**Stated problem**
Repeat the lines that follow, leaving nothing out.

Lines of data
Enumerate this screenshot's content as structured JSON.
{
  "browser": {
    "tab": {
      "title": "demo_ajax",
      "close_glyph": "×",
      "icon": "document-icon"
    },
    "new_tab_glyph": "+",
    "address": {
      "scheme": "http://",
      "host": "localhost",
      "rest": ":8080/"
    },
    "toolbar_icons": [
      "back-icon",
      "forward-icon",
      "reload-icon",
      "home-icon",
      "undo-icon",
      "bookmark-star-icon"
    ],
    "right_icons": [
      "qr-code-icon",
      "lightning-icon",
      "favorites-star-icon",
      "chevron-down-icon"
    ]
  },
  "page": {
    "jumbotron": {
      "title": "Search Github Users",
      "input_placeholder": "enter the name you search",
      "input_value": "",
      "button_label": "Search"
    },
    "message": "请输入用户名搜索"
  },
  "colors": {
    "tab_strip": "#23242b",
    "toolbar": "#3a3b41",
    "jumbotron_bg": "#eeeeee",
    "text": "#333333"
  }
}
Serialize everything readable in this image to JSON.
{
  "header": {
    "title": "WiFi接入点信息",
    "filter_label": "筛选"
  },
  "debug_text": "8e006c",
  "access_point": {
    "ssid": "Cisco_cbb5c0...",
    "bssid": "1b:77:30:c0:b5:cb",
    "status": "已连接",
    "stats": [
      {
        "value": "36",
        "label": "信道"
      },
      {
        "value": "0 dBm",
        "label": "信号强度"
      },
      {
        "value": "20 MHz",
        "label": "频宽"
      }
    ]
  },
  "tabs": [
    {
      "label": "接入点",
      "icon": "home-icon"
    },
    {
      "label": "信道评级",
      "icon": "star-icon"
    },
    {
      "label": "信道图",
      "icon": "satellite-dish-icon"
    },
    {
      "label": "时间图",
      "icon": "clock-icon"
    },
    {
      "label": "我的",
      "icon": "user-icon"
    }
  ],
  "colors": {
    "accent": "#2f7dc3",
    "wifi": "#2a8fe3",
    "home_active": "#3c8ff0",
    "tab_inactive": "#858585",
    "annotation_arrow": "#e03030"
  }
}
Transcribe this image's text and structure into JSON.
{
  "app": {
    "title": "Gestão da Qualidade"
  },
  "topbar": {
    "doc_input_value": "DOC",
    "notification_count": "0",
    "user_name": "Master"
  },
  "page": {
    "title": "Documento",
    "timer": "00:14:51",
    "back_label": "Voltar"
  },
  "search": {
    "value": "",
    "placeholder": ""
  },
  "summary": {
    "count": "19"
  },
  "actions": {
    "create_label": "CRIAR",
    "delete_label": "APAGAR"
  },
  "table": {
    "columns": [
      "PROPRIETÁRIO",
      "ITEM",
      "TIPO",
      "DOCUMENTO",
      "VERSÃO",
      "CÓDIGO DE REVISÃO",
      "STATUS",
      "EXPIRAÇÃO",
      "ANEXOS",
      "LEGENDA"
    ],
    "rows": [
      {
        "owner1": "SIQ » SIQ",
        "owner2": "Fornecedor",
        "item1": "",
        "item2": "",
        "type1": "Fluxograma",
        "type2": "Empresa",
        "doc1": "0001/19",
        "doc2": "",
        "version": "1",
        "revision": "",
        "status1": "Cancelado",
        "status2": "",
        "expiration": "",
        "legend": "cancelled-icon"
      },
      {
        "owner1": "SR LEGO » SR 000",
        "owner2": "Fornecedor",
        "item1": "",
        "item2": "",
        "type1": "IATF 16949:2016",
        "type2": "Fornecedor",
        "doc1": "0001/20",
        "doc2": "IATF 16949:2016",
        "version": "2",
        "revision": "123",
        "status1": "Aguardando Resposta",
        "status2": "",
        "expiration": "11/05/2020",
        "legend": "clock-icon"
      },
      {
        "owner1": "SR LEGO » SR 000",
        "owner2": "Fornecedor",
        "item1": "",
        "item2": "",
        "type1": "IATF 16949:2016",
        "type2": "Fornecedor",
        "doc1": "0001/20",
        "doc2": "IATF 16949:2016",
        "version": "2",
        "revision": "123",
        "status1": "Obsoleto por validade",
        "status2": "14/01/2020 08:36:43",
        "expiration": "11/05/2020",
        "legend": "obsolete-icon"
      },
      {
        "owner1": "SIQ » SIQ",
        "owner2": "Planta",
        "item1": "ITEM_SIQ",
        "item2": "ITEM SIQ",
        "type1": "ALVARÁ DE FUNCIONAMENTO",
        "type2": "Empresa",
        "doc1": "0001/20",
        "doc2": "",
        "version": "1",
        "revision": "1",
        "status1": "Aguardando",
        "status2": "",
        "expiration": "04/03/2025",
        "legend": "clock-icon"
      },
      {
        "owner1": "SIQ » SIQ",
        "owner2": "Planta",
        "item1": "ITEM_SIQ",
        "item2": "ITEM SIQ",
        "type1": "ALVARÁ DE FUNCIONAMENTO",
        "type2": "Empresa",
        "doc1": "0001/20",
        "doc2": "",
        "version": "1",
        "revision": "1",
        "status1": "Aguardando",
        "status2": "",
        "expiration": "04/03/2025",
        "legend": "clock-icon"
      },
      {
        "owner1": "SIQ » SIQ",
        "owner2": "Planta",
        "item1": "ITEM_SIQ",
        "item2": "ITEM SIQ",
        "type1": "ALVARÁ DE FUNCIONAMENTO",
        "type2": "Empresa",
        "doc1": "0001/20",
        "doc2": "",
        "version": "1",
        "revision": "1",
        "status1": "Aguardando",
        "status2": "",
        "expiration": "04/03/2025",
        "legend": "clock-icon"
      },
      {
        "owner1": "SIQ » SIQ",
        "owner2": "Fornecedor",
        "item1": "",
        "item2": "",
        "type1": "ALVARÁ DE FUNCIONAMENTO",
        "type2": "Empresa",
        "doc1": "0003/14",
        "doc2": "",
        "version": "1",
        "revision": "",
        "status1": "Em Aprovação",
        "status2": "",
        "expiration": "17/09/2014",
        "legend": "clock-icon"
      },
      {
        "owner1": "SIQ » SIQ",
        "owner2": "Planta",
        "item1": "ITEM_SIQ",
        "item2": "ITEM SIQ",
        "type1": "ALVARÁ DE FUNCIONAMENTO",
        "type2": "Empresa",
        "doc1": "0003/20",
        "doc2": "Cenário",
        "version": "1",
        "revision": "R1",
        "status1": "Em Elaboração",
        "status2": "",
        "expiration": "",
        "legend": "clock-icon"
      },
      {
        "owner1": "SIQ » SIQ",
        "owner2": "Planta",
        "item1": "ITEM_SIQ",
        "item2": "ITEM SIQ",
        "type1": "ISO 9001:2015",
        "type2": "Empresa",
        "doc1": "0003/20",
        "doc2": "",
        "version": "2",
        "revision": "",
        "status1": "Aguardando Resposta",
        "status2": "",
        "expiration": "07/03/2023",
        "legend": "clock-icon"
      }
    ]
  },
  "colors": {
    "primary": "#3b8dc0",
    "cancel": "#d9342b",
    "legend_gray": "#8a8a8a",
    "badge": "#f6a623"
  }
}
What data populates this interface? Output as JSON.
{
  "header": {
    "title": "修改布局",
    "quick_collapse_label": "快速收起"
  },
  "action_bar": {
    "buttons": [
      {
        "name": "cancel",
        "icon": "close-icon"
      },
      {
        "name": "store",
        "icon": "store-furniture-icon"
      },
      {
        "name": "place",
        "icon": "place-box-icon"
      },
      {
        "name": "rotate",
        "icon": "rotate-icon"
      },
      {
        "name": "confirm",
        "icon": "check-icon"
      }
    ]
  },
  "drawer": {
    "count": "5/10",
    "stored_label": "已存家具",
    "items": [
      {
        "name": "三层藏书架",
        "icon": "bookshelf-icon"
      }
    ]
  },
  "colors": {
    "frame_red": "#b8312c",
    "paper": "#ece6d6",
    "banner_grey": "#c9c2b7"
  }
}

**Solved problem**
Enumerate this screenshot's content as structured JSON.
{
  "browser": {
    "tab": {
      "title": "demo_ajax",
      "close_glyph": "×",
      "icon": "document-icon"
    },
    "new_tab_glyph": "+",
    "address": {
      "scheme": "http://",
      "host": "localhost",
      "rest": ":8080/"
    },
    "toolbar_icons": [
      "back-icon",
      "forward-icon",
      "reload-icon",
      "home-icon",
      "undo-icon",
      "bookmark-star-icon"
    ],
    "right_icons": [
      "qr-code-icon",
      "lightning-icon",
      "favorites-star-icon",
      "chevron-down-icon"
    ]
  },
  "page": {
    "jumbotron": {
      "title": "Search Github Users",
      "input_placeholder": "enter the name you search",
      "input_value": "",
      "button_label": "Search"
    },
    "message": "请输入用户名搜索"
  },
  "colors": {
    "tab_strip": "#23242b",
    "toolbar": "#3a3b41",
    "jumbotron_bg": "#eeeeee",
    "text": "#333333"
  }
}
Serialize everything readable in this image to JSON.
{
  "header": {
    "title": "WiFi接入点信息",
    "filter_label": "筛选"
  },
  "debug_text": "8e006c",
  "access_point": {
    "ssid": "Cisco_cbb5c0...",
    "bssid": "1b:77:30:c0:b5:cb",
    "status": "已连接",
    "stats": [
      {
        "value": "36",
        "label": "信道"
      },
      {
        "value": "0 dBm",
        "label": "信号强度"
      },
      {
        "value": "20 MHz",
        "label": "频宽"
      }
    ]
  },
  "tabs": [
    {
      "label": "接入点",
      "icon": "home-icon"
    },
    {
      "label": "信道评级",
      "icon": "star-icon"
    },
    {
      "label": "信道图",
      "icon": "satellite-dish-icon"
    },
    {
      "label": "时间图",
      "icon": "clock-icon"
    },
    {
      "label": "我的",
      "icon": "user-icon"
    }
  ],
  "colors": {
    "accent": "#2f7dc3",
    "wifi": "#2a8fe3",
    "home_active": "#3c8ff0",
    "tab_inactive": "#858585",
    "annotation_arrow": "#e03030"
  }
}
Transcribe this image's text and structure into JSON.
{
  "app": {
    "title": "Gestão da Qualidade"
  },
  "topbar": {
    "doc_input_value": "DOC",
    "notification_count": "0",
    "user_name": "Master"
  },
  "page": {
    "title": "Documento",
    "timer": "00:14:51",
    "back_label": "Voltar"
  },
  "search": {
    "value": "",
    "placeholder": ""
  },
  "summary": {
    "count": "19"
  },
  "actions": {
    "create_label": "CRIAR",
    "delete_label": "APAGAR"
  },
  "table": {
    "columns": [
      "PROPRIETÁRIO",
      "ITEM",
      "TIPO",
      "DOCUMENTO",
      "VERSÃO",
      "CÓDIGO DE REVISÃO",
      "STATUS",
      "EXPIRAÇÃO",
      "ANEXOS",
      "LEGENDA"
    ],
    "rows": [
      {
        "owner1": "SIQ » SIQ",
        "owner2": "Fornecedor",
        "item1": "",
        "item2": "",
        "type1": "Fluxograma",
        "type2": "Empresa",
        "doc1": "0001/19",
        "doc2": "",
        "version": "1",
        "revision": "",
        "status1": "Cancelado",
        "status2": "",
        "expiration": "",
        "legend": "cancelled-icon"
      },
      {
        "owner1": "SR LEGO » SR 000",
        "owner2": "Fornecedor",
        "item1": "",
        "item2": "",
        "type1": "IATF 16949:2016",
        "type2": "Fornecedor",
        "doc1": "0001/20",
        "doc2": "IATF 16949:2016",
        "version": "2",
        "revision": "123",
        "status1": "Aguardando Resposta",
        "status2": "",
        "expiration": "11/05/2020",
        "legend": "clock-icon"
      },
      {
        "owner1": "SR LEGO » SR 000",
        "owner2": "Fornecedor",
        "item1": "",
        "item2": "",
        "type1": "IATF 16949:2016",
        "type2": "Fornecedor",
        "doc1": "0001/20",
        "doc2": "IATF 16949:2016",
        "version": "2",
        "revision": "123",
        "status1": "Obsoleto por validade",
        "status2": "14/01/2020 08:36:43",
        "expiration": "11/05/2020",
        "legend": "obsolete-icon"
      },
      {
        "owner1": "SIQ » SIQ",
        "owner2": "Planta",
        "item1": "ITEM_SIQ",
        "item2": "ITEM SIQ",
        "type1": "ALVARÁ DE FUNCIONAMENTO",
        "type2": "Empresa",
        "doc1": "0001/20",
        "doc2": "",
        "version": "1",
        "revision": "1",
        "status1": "Aguardando",
        "status2": "",
        "expiration": "04/03/2025",
        "legend": "clock-icon"
      },
      {
        "owner1": "SIQ » SIQ",
        "owner2": "Planta",
        "item1": "ITEM_SIQ",
        "item2": "ITEM SIQ",
        "type1": "ALVARÁ DE FUNCIONAMENTO",
        "type2": "Empresa",
        "doc1": "0001/20",
        "doc2": "",
        "version": "1",
        "revision": "1",
        "status1": "Aguardando",
        "status2": "",
        "expiration": "04/03/2025",
        "legend": "clock-icon"
      },
      {
        "owner1": "SIQ » SIQ",
        "owner2": "Planta",
        "item1": "ITEM_SIQ",
        "item2": "ITEM SIQ",
        "type1": "ALVARÁ DE FUNCIONAMENTO",
        "type2": "Empresa",
        "doc1": "0001/20",
        "doc2": "",
        "version": "1",
        "revision": "1",
        "status1": "Aguardando",
        "status2": "",
        "expiration": "04/03/2025",
        "legend": "clock-icon"
      },
      {
        "owner1": "SIQ » SIQ",
        "owner2": "Fornecedor",
        "item1": "",
        "item2": "",
        "type1": "ALVARÁ DE FUNCIONAMENTO",
        "type2": "Empresa",
        "doc1": "0003/14",
        "doc2": "",
        "version": "1",
        "revision": "",
        "status1": "Em Aprovação",
        "status2": "",
        "expiration": "17/09/2014",
        "legend": "clock-icon"
      },
      {
        "owner1": "SIQ » SIQ",
        "owner2": "Planta",
        "item1": "ITEM_SIQ",
        "item2": "ITEM SIQ",
        "type1": "ALVARÁ DE FUNCIONAMENTO",
        "type2": "Empresa",
        "doc1": "0003/20",
        "doc2": "Cenário",
        "version": "1",
        "revision": "R1",
        "status1": "Em Elaboração",
        "status2": "",
        "expiration": "",
        "legend": "clock-icon"
      },
      {
        "owner1": "SIQ » SIQ",
        "owner2": "Planta",
        "item1": "ITEM_SIQ",
        "item2": "ITEM SIQ",
        "type1": "ISO 9001:2015",
        "type2": "Empresa",
        "doc1": "0003/20",
        "doc2": "",
        "version": "2",
        "revision": "",
        "status1": "Aguardando Resposta",
        "status2": "",
        "expiration": "07/03/2023",
        "legend": "clock-icon"
      }
    ]
  },
  "colors": {
    "primary": "#3b8dc0",
    "cancel": "#d9342b",
    "legend_gray": "#8a8a8a",
    "badge": "#f6a623"
  }
}
What data populates this interface? Output as JSON.
{
  "header": {
    "title": "修改布局",
    "quick_collapse_label": "快速收起"
  },
  "action_bar": {
    "buttons": [
      {
        "name": "cancel",
        "icon": "close-icon"
      },
      {
        "name": "store",
        "icon": "store-furniture-icon"
      },
      {
        "name": "place",
        "icon": "place-box-icon"
      },
      {
        "name": "rotate",
        "icon": "rotate-icon"
      },
      {
        "name": "confirm",
        "icon": "check-icon"
      }
    ]
  },
  "drawer": {
    "count": "5/10",
    "stored_label": "已存家具",
    "items": [
      {
        "name": "三层藏书架",
        "icon": "bookshelf-icon"
      }
    ]
  },
  "colors": {
    "frame_red": "#b8312c",
    "paper": "#ece6d6",
    "banner_grey": "#c9c2b7"
  }
}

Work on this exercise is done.